_Description of the task_
Where a line of the listing below includes the word "JSON", reproduce that line.

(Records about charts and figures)
§
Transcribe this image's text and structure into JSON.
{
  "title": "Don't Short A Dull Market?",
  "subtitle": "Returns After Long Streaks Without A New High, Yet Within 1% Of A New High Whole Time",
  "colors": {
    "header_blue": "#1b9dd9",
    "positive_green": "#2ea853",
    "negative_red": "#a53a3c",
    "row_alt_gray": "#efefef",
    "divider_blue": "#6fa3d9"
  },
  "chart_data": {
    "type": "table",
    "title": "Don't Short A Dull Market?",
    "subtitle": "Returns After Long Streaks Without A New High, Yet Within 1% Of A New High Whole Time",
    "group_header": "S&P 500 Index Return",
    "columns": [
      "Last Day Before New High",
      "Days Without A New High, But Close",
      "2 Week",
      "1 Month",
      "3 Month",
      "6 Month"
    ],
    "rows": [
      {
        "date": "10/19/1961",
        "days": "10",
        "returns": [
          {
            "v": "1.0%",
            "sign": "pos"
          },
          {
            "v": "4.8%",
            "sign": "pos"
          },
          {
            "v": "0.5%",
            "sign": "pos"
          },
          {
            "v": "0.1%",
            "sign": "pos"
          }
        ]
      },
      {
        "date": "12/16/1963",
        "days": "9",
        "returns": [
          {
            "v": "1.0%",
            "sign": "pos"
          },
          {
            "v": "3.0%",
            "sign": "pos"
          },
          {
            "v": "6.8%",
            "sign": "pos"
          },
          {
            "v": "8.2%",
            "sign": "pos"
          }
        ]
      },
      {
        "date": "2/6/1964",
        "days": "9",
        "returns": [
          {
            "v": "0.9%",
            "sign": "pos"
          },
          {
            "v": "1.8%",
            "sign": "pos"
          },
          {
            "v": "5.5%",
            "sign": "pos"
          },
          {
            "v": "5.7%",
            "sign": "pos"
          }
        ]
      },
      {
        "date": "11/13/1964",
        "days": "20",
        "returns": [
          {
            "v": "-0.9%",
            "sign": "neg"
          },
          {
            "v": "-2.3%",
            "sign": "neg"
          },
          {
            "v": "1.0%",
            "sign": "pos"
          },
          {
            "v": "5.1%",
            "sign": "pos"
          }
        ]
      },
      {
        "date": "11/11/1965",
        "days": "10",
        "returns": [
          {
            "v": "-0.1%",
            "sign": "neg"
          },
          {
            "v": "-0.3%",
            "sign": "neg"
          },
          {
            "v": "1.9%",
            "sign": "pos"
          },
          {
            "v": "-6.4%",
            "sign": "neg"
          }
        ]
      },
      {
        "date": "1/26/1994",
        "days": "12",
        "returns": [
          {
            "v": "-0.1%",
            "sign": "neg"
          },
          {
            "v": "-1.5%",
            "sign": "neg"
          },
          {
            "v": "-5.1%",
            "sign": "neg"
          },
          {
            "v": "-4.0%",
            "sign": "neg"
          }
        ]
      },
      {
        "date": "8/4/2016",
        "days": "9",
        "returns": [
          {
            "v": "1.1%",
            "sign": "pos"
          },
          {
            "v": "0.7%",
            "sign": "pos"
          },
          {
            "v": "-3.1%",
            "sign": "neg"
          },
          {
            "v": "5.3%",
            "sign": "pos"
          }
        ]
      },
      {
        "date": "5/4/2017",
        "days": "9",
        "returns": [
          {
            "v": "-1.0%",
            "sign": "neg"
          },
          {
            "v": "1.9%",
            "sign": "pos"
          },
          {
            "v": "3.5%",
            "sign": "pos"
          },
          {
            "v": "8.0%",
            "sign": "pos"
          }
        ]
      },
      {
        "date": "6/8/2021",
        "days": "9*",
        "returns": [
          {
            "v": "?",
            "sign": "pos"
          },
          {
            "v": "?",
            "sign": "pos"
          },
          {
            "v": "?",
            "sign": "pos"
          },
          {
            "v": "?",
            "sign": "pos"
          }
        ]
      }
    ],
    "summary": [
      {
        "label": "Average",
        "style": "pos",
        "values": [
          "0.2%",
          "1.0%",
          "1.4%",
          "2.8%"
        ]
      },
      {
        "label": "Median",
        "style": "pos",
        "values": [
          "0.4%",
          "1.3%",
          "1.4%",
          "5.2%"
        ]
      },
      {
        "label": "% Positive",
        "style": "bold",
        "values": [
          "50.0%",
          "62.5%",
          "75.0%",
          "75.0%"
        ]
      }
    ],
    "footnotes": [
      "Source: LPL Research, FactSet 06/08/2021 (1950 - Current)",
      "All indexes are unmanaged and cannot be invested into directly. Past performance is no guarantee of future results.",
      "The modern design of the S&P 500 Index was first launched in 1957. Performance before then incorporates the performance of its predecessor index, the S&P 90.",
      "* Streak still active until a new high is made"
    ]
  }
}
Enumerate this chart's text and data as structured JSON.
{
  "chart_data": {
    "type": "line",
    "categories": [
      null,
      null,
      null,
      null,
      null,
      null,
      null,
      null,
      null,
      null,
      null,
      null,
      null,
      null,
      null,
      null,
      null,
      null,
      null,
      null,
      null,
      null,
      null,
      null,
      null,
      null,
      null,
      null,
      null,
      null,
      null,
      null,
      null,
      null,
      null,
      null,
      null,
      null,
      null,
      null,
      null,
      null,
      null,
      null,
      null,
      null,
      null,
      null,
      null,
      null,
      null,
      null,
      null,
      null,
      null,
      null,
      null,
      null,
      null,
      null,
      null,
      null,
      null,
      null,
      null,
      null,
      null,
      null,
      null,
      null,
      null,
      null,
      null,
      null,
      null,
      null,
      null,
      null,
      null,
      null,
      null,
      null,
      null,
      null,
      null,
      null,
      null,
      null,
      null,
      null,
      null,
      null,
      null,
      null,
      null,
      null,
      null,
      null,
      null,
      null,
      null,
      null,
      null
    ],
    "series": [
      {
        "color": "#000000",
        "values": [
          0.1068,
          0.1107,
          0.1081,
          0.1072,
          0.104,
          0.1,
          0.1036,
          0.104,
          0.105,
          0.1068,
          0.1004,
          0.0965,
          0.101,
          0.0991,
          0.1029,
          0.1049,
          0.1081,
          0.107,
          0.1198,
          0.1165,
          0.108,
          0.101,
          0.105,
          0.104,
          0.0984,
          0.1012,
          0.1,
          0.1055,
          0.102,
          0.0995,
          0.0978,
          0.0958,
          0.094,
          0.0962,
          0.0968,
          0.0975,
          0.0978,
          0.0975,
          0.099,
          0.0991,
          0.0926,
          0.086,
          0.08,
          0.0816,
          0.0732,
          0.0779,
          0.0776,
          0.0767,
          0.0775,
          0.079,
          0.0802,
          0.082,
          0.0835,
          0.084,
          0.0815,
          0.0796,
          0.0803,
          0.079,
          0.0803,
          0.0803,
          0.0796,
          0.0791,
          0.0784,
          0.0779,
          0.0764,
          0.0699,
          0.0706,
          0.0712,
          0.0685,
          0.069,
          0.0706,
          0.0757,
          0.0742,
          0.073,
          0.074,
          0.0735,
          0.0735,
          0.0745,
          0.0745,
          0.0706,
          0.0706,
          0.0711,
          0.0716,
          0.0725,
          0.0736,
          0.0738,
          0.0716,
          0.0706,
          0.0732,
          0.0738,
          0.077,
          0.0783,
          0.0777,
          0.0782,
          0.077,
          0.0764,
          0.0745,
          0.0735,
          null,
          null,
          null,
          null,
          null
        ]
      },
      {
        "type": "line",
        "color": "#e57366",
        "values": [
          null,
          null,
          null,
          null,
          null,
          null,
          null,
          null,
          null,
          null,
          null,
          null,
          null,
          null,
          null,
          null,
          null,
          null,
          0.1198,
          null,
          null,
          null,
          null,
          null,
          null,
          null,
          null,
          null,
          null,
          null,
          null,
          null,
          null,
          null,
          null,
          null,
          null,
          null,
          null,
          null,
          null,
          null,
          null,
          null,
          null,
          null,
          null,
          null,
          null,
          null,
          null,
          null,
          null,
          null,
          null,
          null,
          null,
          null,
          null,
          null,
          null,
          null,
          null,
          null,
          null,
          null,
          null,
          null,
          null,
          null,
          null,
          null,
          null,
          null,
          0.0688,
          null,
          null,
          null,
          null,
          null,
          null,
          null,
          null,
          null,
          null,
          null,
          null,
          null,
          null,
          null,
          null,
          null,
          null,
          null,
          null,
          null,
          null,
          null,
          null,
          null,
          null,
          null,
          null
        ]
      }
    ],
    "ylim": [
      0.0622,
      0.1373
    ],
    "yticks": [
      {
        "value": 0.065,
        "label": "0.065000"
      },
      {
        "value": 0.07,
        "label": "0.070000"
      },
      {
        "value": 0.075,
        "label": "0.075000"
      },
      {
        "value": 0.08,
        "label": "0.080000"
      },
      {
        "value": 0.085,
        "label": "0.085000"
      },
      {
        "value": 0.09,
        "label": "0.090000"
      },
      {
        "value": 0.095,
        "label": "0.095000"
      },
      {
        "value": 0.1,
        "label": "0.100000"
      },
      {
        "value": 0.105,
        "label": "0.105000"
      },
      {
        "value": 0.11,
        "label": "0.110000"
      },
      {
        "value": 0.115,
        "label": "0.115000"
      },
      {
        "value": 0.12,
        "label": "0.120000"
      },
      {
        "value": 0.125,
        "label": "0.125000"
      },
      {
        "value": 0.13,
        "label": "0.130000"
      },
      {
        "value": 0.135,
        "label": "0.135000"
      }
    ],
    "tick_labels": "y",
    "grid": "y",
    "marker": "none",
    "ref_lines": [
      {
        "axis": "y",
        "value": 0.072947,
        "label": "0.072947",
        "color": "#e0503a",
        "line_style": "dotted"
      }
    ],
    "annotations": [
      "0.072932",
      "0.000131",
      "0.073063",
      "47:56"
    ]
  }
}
§
_Correct response_
Transcribe this image's text and structure into JSON.
Enumerate this chart's text and data as structured JSON.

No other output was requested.